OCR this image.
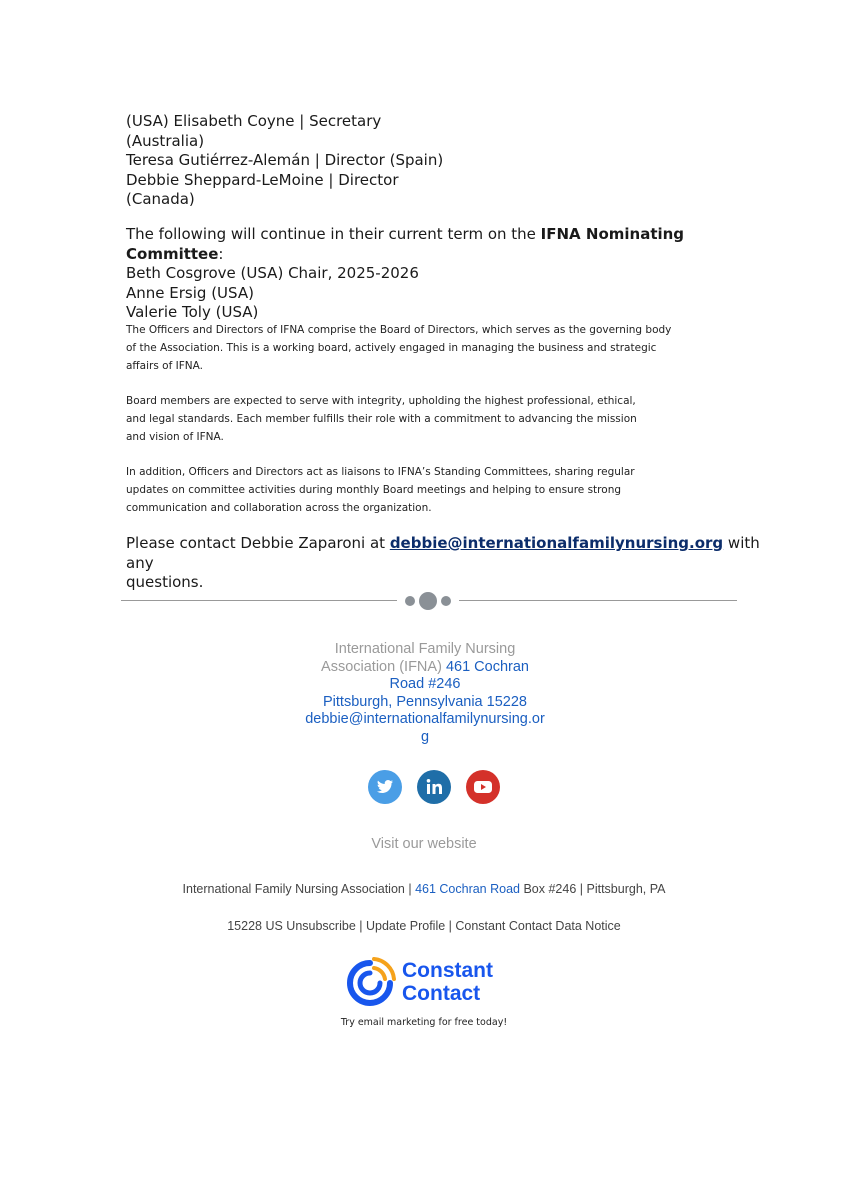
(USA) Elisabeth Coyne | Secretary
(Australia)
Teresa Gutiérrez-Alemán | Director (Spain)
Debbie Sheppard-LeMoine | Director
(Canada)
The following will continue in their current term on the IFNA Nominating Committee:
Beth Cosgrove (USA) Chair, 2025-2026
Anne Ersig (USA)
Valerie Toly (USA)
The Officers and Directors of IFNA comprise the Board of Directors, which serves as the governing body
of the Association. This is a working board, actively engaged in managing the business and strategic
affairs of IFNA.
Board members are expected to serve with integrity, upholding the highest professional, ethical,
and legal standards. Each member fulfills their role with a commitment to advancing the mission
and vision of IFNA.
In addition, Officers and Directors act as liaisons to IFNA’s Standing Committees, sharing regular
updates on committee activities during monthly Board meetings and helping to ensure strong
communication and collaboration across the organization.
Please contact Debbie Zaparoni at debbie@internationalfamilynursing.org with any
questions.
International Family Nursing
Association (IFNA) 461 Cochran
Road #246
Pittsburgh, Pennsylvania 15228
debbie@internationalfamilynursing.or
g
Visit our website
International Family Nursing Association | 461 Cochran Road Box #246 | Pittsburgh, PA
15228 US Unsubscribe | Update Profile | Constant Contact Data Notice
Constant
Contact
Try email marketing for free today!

■ ■ ■ ■ ■ ■ ■

> **Stated exercise**
In the records above, locate the lines holding the word "Pittsburgh". Copy each of them.

> **Solution to this problem**
Pittsburgh, Pennsylvania 15228
International Family Nursing Association | 461 Cochran Road Box #246 | Pittsburgh, PA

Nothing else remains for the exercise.